--- START ---

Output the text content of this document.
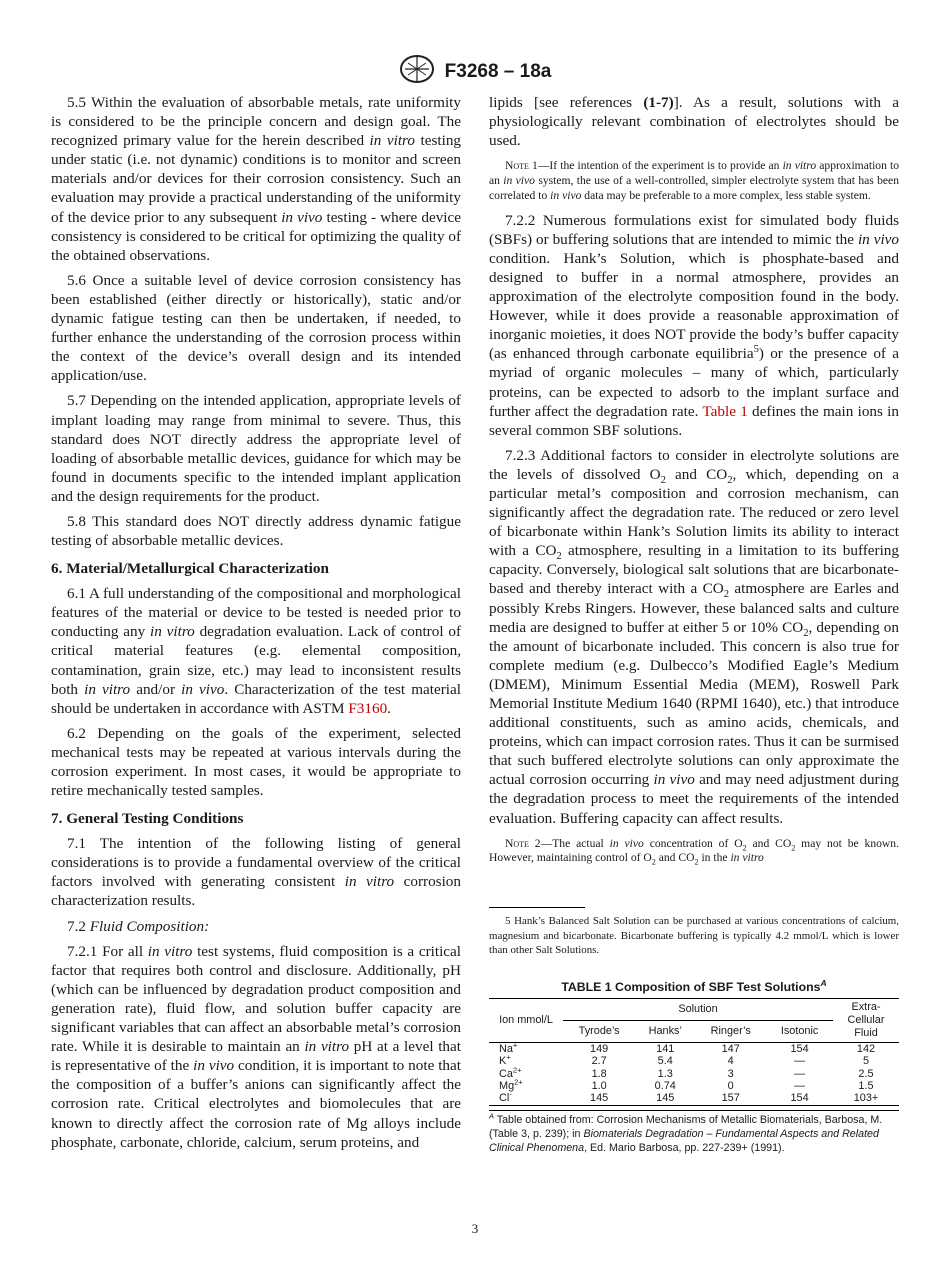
F3268 – 18a

5.5 Within the evaluation of absorbable metals, rate uniformity is considered to be the principle concern and design goal. The recognized primary value for the herein described in vitro testing under static (i.e. not dynamic) conditions is to monitor and screen materials and/or devices for their corrosion consistency. Such an evaluation may provide a practical understanding of the uniformity of the device prior to any subsequent in vivo testing - where device consistency is considered to be critical for optimizing the quality of the obtained observations.

5.6 Once a suitable level of device corrosion consistency has been established (either directly or historically), static and/or dynamic fatigue testing can then be undertaken, if needed, to further enhance the understanding of the corrosion process within the context of the device’s overall design and its intended application/use.

5.7 Depending on the intended application, appropriate levels of implant loading may range from minimal to severe. Thus, this standard does NOT directly address the appropriate level of loading of absorbable metallic devices, guidance for which may be found in documents specific to the intended implant application and the design requirements for the product.

5.8 This standard does NOT directly address dynamic fatigue testing of absorbable metallic devices.

6. Material/Metallurgical Characterization

6.1 A full understanding of the compositional and morphological features of the material or device to be tested is needed prior to conducting any in vitro degradation evaluation. Lack of control of critical material features (e.g. elemental composition, contamination, grain size, etc.) may lead to inconsistent results both in vitro and/or in vivo. Characterization of the test material should be undertaken in accordance with ASTM F3160.

6.2 Depending on the goals of the experiment, selected mechanical tests may be repeated at various intervals during the corrosion experiment. In most cases, it would be appropriate to retire mechanically tested samples.

7. General Testing Conditions

7.1 The intention of the following listing of general considerations is to provide a fundamental overview of the critical factors involved with generating consistent in vitro corrosion characterization results.

7.2 Fluid Composition:

7.2.1 For all in vitro test systems, fluid composition is a critical factor that requires both control and disclosure. Additionally, pH (which can be influenced by degradation product composition and generation rate), fluid flow, and solution buffer capacity are significant variables that can affect an absorbable metal’s corrosion rate. While it is desirable to maintain an in vitro pH at a level that is representative of the in vivo condition, it is important to note that the composition of a buffer’s anions can significantly affect the corrosion rate. Critical electrolytes and biomolecules that are known to directly affect the corrosion rate of Mg alloys include phosphate, carbonate, chloride, calcium, serum proteins, and

lipids [see references (1-7)]. As a result, solutions with a physiologically relevant combination of electrolytes should be used.

Note 1—If the intention of the experiment is to provide an in vitro approximation to an in vivo system, the use of a well-controlled, simpler electrolyte system that has been correlated to in vivo data may be preferable to a more complex, less stable system.

7.2.2 Numerous formulations exist for simulated body fluids (SBFs) or buffering solutions that are intended to mimic the in vivo condition. Hank’s Solution, which is phosphate-based and designed to buffer in a normal atmosphere, provides an approximation of the electrolyte composition found in the body. However, while it does provide a reasonable approximation of inorganic moieties, it does NOT provide the body’s buffer capacity (as enhanced through carbonate equilibria$^5$) or the presence of a myriad of organic molecules – many of which, particularly proteins, can be expected to adsorb to the implant surface and further affect the degradation rate. Table 1 defines the main ions in several common SBF solutions.

7.2.3 Additional factors to consider in electrolyte solutions are the levels of dissolved $O_2$ and $CO_2$, which, depending on a particular metal’s composition and corrosion mechanism, can significantly affect the degradation rate. The reduced or zero level of bicarbonate within Hank’s Solution limits its ability to interact with a $CO_2$ atmosphere, resulting in a limitation to its buffering capacity. Conversely, biological salt solutions that are bicarbonate-based and thereby interact with a $CO_2$ atmosphere are Earles and possibly Krebs Ringers. However, these balanced salts and culture media are designed to buffer at either 5 or 10% $CO_2$, depending on the amount of bicarbonate included. This concern is also true for complete medium (e.g. Dulbecco’s Modified Eagle’s Medium (DMEM), Minimum Essential Media (MEM), Roswell Park Memorial Institute Medium 1640 (RPMI 1640), etc.) that introduce additional constituents, such as amino acids, chemicals, and proteins, which can impact corrosion rates. Thus it can be surmised that such buffered electrolyte solutions can only approximate the actual corrosion occurring in vivo and may need adjustment during the degradation process to meet the requirements of the intended evaluation. Buffering capacity can affect results.

Note 2—The actual in vivo concentration of $O_2$ and $CO_2$ may not be known. However, maintaining control of $O_2$ and $CO_2$ in the in vitro

5 Hank’s Balanced Salt Solution can be purchased at various concentrations of calcium, magnesium and bicarbonate. Bicarbonate buffering is typically 4.2 mmol/L which is lower than other Salt Solutions.

TABLE 1 Composition of SBF Test Solutions$^A$
Ion mmol/L	Solution				Extra-Cellular Fluid
	Tyrode’s	Hanks’	Ringer’s	Isotonic	
Na+	149	141	147	154	142
K+	2.7	5.4	4	—	5
$Ca^{2+}$	1.8	1.3	3	—	2.5
$Mg^{2+}$	1.0	0.74	0	—	1.5
Cl-	145	145	157	154	103+
$^A$ Table obtained from: Corrosion Mechanisms of Metallic Biomaterials, Barbosa, M. (Table 3, p. 239); in Biomaterials Degradation – Fundamental Aspects and Related Clinical Phenomena, Ed. Mario Barbosa, pp. 227-239+ (1991).
3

--- END ---

Exercise :: Which lines above contain the word "standard"? Copy each one.

Reply ::
5.7 Depending on the intended application, appropriate levels of implant loading may range from minimal to severe. Thus, this standard does NOT directly address the appropriate level of loading of absorbable metallic devices, guidance for which may be found in documents specific to the intended implant application and the design requirements for the product.
5.8 This standard does NOT directly address dynamic fatigue testing of absorbable metallic devices.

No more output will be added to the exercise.